PROBLEM. Return all the data below as it stands, minus the pictures.
▬▬▬▬▬▬▬▬▬▬
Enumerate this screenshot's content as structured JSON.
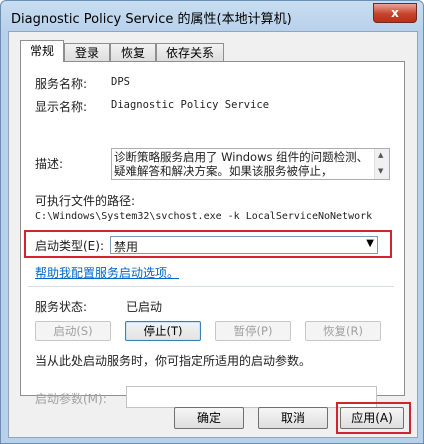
{
  "window": {
    "title": "Diagnostic Policy Service 的属性(本地计算机)",
    "close_label": "x"
  },
  "tabs": [
    {
      "label": "常规"
    },
    {
      "label": "登录"
    },
    {
      "label": "恢复"
    },
    {
      "label": "依存关系"
    }
  ],
  "general": {
    "service_name_label": "服务名称:",
    "service_name_value": "DPS",
    "display_name_label": "显示名称:",
    "display_name_value": "Diagnostic Policy Service",
    "description_label": "描述:",
    "description_value": "诊断策略服务启用了 Windows 组件的问题检测、疑难解答和解决方案。如果该服务被停止，",
    "exec_path_label": "可执行文件的路径:",
    "exec_path_value": "C:\\Windows\\System32\\svchost.exe -k LocalServiceNoNetwork",
    "startup_type_label": "启动类型(E):",
    "startup_type_value": "禁用",
    "help_link": "帮助我配置服务启动选项。",
    "status_label": "服务状态:",
    "status_value": "已启动",
    "start_button": "启动(S)",
    "stop_button": "停止(T)",
    "pause_button": "暂停(P)",
    "resume_button": "恢复(R)",
    "hint_text": "当从此处启动服务时，你可指定所适用的启动参数。",
    "start_params_label": "启动参数(M):",
    "start_params_value": ""
  },
  "footer": {
    "ok_button": "确定",
    "cancel_button": "取消",
    "apply_button": "应用(A)"
  },
  "colors": {
    "highlight": "#d3232d",
    "link": "#0066cc"
  }
}
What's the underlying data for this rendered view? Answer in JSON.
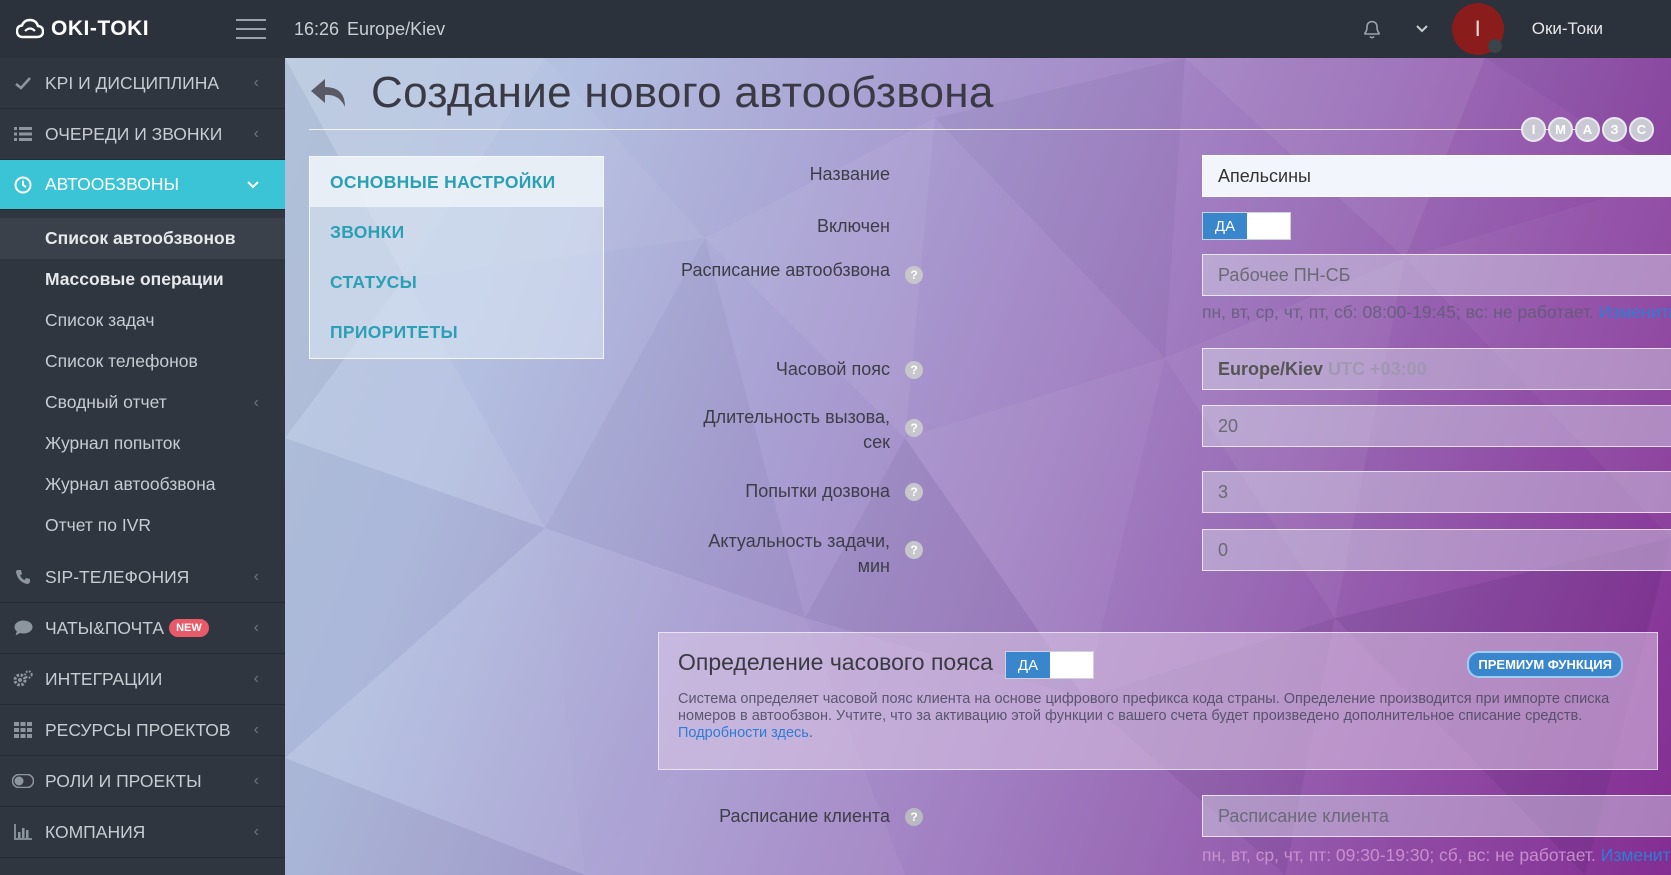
{
  "app": {
    "logo": "OKI-TOKI",
    "time": "16:26",
    "timezone": "Europe/Kiev",
    "avatar_letter": "I",
    "username": "Оки-Токи"
  },
  "sidebar": {
    "items_top": [
      {
        "label": "KPI И ДИСЦИПЛИНА",
        "icon": "check-icon"
      },
      {
        "label": "ОЧЕРЕДИ И ЗВОНКИ",
        "icon": "list-icon"
      }
    ],
    "active": {
      "label": "АВТООБЗВОНЫ",
      "icon": "clock-icon"
    },
    "subitems": [
      {
        "label": "Список автообзвонов"
      },
      {
        "label": "Массовые операции"
      },
      {
        "label": "Список задач"
      },
      {
        "label": "Список телефонов"
      },
      {
        "label": "Сводный отчет"
      },
      {
        "label": "Журнал попыток"
      },
      {
        "label": "Журнал автообзвона"
      },
      {
        "label": "Отчет по IVR"
      }
    ],
    "items_bottom": [
      {
        "label": "SIP-ТЕЛЕФОНИЯ",
        "icon": "phone-icon"
      },
      {
        "label": "ЧАТЫ&ПОЧТА",
        "icon": "chat-icon",
        "badge": "NEW"
      },
      {
        "label": "ИНТЕГРАЦИИ",
        "icon": "gears-icon"
      },
      {
        "label": "РЕСУРСЫ ПРОЕКТОВ",
        "icon": "grid-icon"
      },
      {
        "label": "РОЛИ И ПРОЕКТЫ",
        "icon": "toggle-icon"
      },
      {
        "label": "КОМПАНИЯ",
        "icon": "chart-icon"
      }
    ]
  },
  "page": {
    "title": "Создание нового автообзвона",
    "circles": [
      "I",
      "M",
      "A",
      "З",
      "C"
    ]
  },
  "tabs": [
    "ОСНОВНЫЕ НАСТРОЙКИ",
    "ЗВОНКИ",
    "СТАТУСЫ",
    "ПРИОРИТЕТЫ"
  ],
  "form": {
    "name_label": "Название",
    "name_value": "Апельсины",
    "enabled_label": "Включен",
    "enabled_on": "ДА",
    "schedule_label": "Расписание автообзвона",
    "schedule_value": "Рабочее ПН-СБ",
    "schedule_hint": "пн, вт, ср, чт, пт, сб: 08:00-19:45; вс: не работает.",
    "schedule_hint_link": "Изменить",
    "tz_label": "Часовой пояс",
    "tz_value": "Europe/Kiev",
    "tz_offset": "UTC +03:00",
    "duration_label_1": "Длительность вызова,",
    "duration_label_2": "сек",
    "duration_value": "20",
    "attempts_label": "Попытки дозвона",
    "attempts_value": "3",
    "relevance_label_1": "Актуальность задачи,",
    "relevance_label_2": "мин",
    "relevance_value": "0",
    "client_schedule_label": "Расписание клиента",
    "client_schedule_value": "Расписание клиента",
    "client_hint": "пн, вт, ср, чт, пт: 09:30-19:30; сб, вс: не работает.",
    "client_hint_link": "Изменить",
    "help_glyph": "?"
  },
  "tz_panel": {
    "title": "Определение часового пояса",
    "toggle_on": "ДА",
    "premium": "ПРЕМИУМ ФУНКЦИЯ",
    "text": "Система определяет часовой пояс клиента на основе цифрового префикса кода страны. Определение производится при импорте списка номеров в автообзвон. Учтите, что за активацию этой функции с вашего счета будет произведено дополнительное списание средств.",
    "link": "Подробности здесь",
    "link_tail": "."
  }
}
▬▬▬▬▬▬▬▬▬▬
EXERCISE OUTPUT.
Enumerate this screenshot's content as structured JSON.
{
  "window": {
    "title": "Diagnostic Policy Service 的属性(本地计算机)",
    "close_label": "x"
  },
  "tabs": [
    {
      "label": "常规"
    },
    {
      "label": "登录"
    },
    {
      "label": "恢复"
    },
    {
      "label": "依存关系"
    }
  ],
  "general": {
    "service_name_label": "服务名称:",
    "service_name_value": "DPS",
    "display_name_label": "显示名称:",
    "display_name_value": "Diagnostic Policy Service",
    "description_label": "描述:",
    "description_value": "诊断策略服务启用了 Windows 组件的问题检测、疑难解答和解决方案。如果该服务被停止，",
    "exec_path_label": "可执行文件的路径:",
    "exec_path_value": "C:\\Windows\\System32\\svchost.exe -k LocalServiceNoNetwork",
    "startup_type_label": "启动类型(E):",
    "startup_type_value": "禁用",
    "help_link": "帮助我配置服务启动选项。",
    "status_label": "服务状态:",
    "status_value": "已启动",
    "start_button": "启动(S)",
    "stop_button": "停止(T)",
    "pause_button": "暂停(P)",
    "resume_button": "恢复(R)",
    "hint_text": "当从此处启动服务时，你可指定所适用的启动参数。",
    "start_params_label": "启动参数(M):",
    "start_params_value": ""
  },
  "footer": {
    "ok_button": "确定",
    "cancel_button": "取消",
    "apply_button": "应用(A)"
  },
  "colors": {
    "highlight": "#d3232d",
    "link": "#0066cc"
  }
}
What's the underlying data for this rendered view? Answer in JSON.
{
  "app": {
    "logo": "OKI-TOKI",
    "time": "16:26",
    "timezone": "Europe/Kiev",
    "avatar_letter": "I",
    "username": "Оки-Токи"
  },
  "sidebar": {
    "items_top": [
      {
        "label": "KPI И ДИСЦИПЛИНА",
        "icon": "check-icon"
      },
      {
        "label": "ОЧЕРЕДИ И ЗВОНКИ",
        "icon": "list-icon"
      }
    ],
    "active": {
      "label": "АВТООБЗВОНЫ",
      "icon": "clock-icon"
    },
    "subitems": [
      {
        "label": "Список автообзвонов"
      },
      {
        "label": "Массовые операции"
      },
      {
        "label": "Список задач"
      },
      {
        "label": "Список телефонов"
      },
      {
        "label": "Сводный отчет"
      },
      {
        "label": "Журнал попыток"
      },
      {
        "label": "Журнал автообзвона"
      },
      {
        "label": "Отчет по IVR"
      }
    ],
    "items_bottom": [
      {
        "label": "SIP-ТЕЛЕФОНИЯ",
        "icon": "phone-icon"
      },
      {
        "label": "ЧАТЫ&ПОЧТА",
        "icon": "chat-icon",
        "badge": "NEW"
      },
      {
        "label": "ИНТЕГРАЦИИ",
        "icon": "gears-icon"
      },
      {
        "label": "РЕСУРСЫ ПРОЕКТОВ",
        "icon": "grid-icon"
      },
      {
        "label": "РОЛИ И ПРОЕКТЫ",
        "icon": "toggle-icon"
      },
      {
        "label": "КОМПАНИЯ",
        "icon": "chart-icon"
      }
    ]
  },
  "page": {
    "title": "Создание нового автообзвона",
    "circles": [
      "I",
      "M",
      "A",
      "З",
      "C"
    ]
  },
  "tabs": [
    "ОСНОВНЫЕ НАСТРОЙКИ",
    "ЗВОНКИ",
    "СТАТУСЫ",
    "ПРИОРИТЕТЫ"
  ],
  "form": {
    "name_label": "Название",
    "name_value": "Апельсины",
    "enabled_label": "Включен",
    "enabled_on": "ДА",
    "schedule_label": "Расписание автообзвона",
    "schedule_value": "Рабочее ПН-СБ",
    "schedule_hint": "пн, вт, ср, чт, пт, сб: 08:00-19:45; вс: не работает.",
    "schedule_hint_link": "Изменить",
    "tz_label": "Часовой пояс",
    "tz_value": "Europe/Kiev",
    "tz_offset": "UTC +03:00",
    "duration_label_1": "Длительность вызова,",
    "duration_label_2": "сек",
    "duration_value": "20",
    "attempts_label": "Попытки дозвона",
    "attempts_value": "3",
    "relevance_label_1": "Актуальность задачи,",
    "relevance_label_2": "мин",
    "relevance_value": "0",
    "client_schedule_label": "Расписание клиента",
    "client_schedule_value": "Расписание клиента",
    "client_hint": "пн, вт, ср, чт, пт: 09:30-19:30; сб, вс: не работает.",
    "client_hint_link": "Изменить",
    "help_glyph": "?"
  },
  "tz_panel": {
    "title": "Определение часового пояса",
    "toggle_on": "ДА",
    "premium": "ПРЕМИУМ ФУНКЦИЯ",
    "text": "Система определяет часовой пояс клиента на основе цифрового префикса кода страны. Определение производится при импорте списка номеров в автообзвон. Учтите, что за активацию этой функции с вашего счета будет произведено дополнительное списание средств.",
    "link": "Подробности здесь",
    "link_tail": "."
  }
}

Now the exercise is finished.